WHAT IS EXPECTED: Using the material below, copy every line where "this" appears.

[Entries with figure data]
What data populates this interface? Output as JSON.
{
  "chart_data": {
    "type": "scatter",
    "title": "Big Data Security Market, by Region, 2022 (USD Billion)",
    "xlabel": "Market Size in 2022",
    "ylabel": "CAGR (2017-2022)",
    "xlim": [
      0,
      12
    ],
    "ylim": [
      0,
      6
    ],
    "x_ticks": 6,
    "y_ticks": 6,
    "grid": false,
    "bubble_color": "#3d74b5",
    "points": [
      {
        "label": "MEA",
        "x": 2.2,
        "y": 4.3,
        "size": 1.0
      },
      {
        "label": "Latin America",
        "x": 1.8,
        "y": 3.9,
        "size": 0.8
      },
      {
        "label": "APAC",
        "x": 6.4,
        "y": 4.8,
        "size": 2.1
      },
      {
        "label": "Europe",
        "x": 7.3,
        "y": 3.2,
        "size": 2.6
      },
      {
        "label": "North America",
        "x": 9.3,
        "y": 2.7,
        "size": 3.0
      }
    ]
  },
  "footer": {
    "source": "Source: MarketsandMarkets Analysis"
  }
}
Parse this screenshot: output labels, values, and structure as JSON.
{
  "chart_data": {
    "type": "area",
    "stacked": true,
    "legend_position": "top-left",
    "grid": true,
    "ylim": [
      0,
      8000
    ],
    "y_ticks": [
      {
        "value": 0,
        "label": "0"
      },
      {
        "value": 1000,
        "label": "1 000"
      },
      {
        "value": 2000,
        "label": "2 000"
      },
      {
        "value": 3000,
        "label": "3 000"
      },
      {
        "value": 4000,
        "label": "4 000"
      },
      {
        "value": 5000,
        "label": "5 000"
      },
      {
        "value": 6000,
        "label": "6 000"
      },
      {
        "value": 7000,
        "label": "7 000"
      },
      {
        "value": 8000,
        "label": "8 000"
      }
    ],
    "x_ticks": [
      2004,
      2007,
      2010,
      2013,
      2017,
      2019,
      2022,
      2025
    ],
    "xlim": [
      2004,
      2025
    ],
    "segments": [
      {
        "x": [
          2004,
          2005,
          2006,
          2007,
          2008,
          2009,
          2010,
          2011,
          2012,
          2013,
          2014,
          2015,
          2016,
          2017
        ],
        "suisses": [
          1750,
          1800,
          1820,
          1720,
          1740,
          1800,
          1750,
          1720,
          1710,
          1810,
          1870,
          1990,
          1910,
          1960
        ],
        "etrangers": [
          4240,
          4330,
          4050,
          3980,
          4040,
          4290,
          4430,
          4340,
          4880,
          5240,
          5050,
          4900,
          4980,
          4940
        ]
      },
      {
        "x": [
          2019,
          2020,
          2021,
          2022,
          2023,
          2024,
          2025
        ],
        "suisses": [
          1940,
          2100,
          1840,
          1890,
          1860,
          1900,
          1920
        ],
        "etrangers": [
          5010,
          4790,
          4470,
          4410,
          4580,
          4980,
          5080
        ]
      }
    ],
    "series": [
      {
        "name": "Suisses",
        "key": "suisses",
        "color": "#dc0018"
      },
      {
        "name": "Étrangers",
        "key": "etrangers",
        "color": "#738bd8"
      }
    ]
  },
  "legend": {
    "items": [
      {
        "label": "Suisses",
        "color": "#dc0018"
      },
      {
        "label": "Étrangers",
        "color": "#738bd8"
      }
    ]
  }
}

* * *

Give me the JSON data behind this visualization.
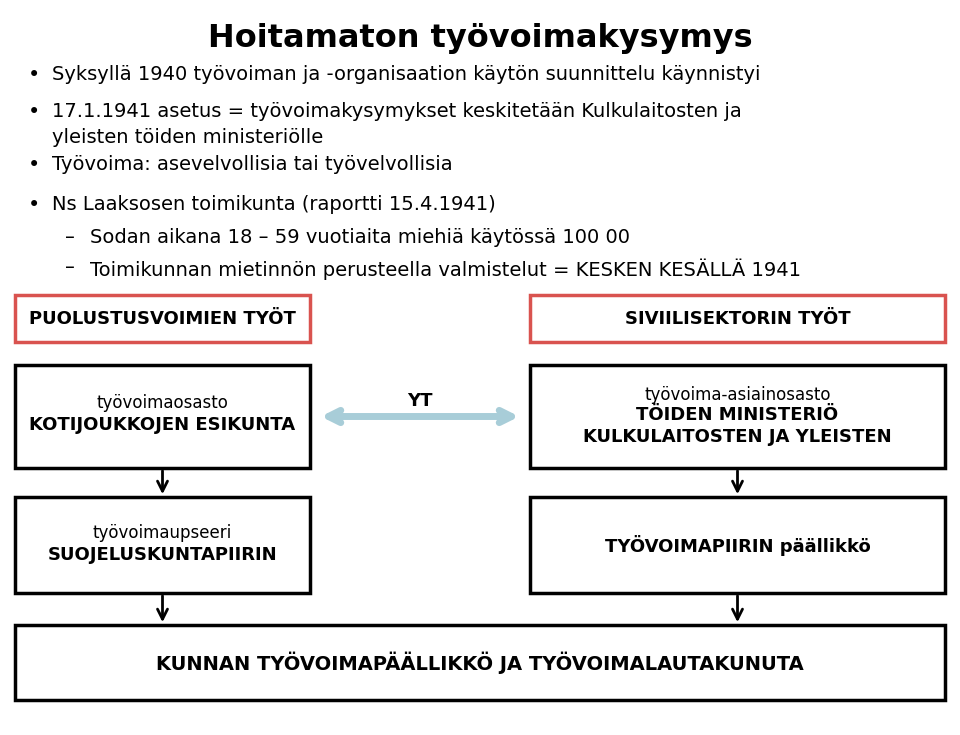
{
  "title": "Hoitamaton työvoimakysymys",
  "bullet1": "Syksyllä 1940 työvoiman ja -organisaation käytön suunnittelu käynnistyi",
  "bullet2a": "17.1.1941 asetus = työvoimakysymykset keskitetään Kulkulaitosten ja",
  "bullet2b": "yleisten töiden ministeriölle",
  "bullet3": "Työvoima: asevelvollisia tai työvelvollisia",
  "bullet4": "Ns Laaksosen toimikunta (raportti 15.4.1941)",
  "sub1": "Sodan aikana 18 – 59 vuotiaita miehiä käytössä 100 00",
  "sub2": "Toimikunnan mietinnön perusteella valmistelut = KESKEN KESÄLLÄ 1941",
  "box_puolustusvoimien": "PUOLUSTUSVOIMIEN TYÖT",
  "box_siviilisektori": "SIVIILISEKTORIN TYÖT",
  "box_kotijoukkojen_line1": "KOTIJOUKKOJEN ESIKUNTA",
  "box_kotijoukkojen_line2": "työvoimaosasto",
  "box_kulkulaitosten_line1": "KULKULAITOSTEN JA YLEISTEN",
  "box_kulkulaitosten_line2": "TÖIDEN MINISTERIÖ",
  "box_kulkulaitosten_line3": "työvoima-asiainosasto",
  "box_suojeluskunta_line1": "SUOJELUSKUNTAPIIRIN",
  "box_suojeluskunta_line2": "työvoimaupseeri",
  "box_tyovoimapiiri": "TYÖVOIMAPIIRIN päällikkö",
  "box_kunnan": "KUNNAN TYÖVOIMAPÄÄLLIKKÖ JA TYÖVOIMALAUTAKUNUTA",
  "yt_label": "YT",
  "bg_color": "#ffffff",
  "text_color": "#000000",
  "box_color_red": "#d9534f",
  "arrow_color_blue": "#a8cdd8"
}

---

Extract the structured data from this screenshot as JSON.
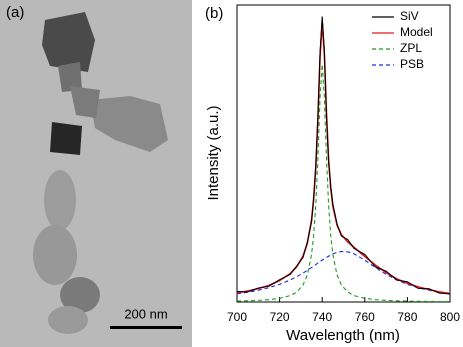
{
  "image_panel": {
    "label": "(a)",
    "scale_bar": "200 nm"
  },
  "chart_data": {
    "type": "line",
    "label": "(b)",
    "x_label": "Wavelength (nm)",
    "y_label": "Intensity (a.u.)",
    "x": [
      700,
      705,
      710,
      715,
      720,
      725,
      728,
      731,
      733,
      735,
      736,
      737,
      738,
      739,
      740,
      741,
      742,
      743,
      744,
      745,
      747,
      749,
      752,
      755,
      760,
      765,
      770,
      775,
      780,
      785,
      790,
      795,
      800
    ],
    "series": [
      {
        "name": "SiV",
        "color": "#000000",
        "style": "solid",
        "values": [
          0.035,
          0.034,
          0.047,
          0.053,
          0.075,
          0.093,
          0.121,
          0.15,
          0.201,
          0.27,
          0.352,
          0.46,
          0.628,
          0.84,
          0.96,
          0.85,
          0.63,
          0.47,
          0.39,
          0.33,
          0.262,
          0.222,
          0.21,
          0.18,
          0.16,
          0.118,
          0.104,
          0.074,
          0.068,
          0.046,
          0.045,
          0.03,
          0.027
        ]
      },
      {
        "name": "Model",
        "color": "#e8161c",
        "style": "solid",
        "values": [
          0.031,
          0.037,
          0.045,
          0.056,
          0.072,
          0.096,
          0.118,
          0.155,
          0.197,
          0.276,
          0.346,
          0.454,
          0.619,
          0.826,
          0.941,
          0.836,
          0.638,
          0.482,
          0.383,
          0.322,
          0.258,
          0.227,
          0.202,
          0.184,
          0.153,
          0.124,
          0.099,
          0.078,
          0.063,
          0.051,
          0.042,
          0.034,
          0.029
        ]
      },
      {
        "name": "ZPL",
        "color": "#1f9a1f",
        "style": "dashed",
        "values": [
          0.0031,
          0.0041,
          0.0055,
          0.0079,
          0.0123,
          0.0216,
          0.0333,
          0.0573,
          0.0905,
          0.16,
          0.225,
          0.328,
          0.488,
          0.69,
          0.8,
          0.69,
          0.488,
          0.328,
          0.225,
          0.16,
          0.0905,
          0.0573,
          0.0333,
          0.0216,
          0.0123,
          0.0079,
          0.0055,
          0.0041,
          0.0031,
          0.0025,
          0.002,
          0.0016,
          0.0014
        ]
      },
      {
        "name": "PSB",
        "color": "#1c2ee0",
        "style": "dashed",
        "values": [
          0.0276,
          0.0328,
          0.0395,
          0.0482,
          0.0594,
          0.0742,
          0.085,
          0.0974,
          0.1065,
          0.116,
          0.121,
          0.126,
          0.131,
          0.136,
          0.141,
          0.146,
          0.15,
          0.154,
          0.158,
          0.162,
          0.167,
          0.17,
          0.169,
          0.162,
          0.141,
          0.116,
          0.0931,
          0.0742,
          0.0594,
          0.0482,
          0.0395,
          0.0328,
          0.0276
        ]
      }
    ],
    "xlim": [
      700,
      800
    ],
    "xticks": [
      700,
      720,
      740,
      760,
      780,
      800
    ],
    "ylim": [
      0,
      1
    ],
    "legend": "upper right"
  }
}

TASK SOLUTION:
What data populates this interface? Output as JSON.
Parse this screenshot: output labels, values, and structure as JSON.
Give me the JSON data behind this visualization.
Extract the structured data from this screenshot as JSON.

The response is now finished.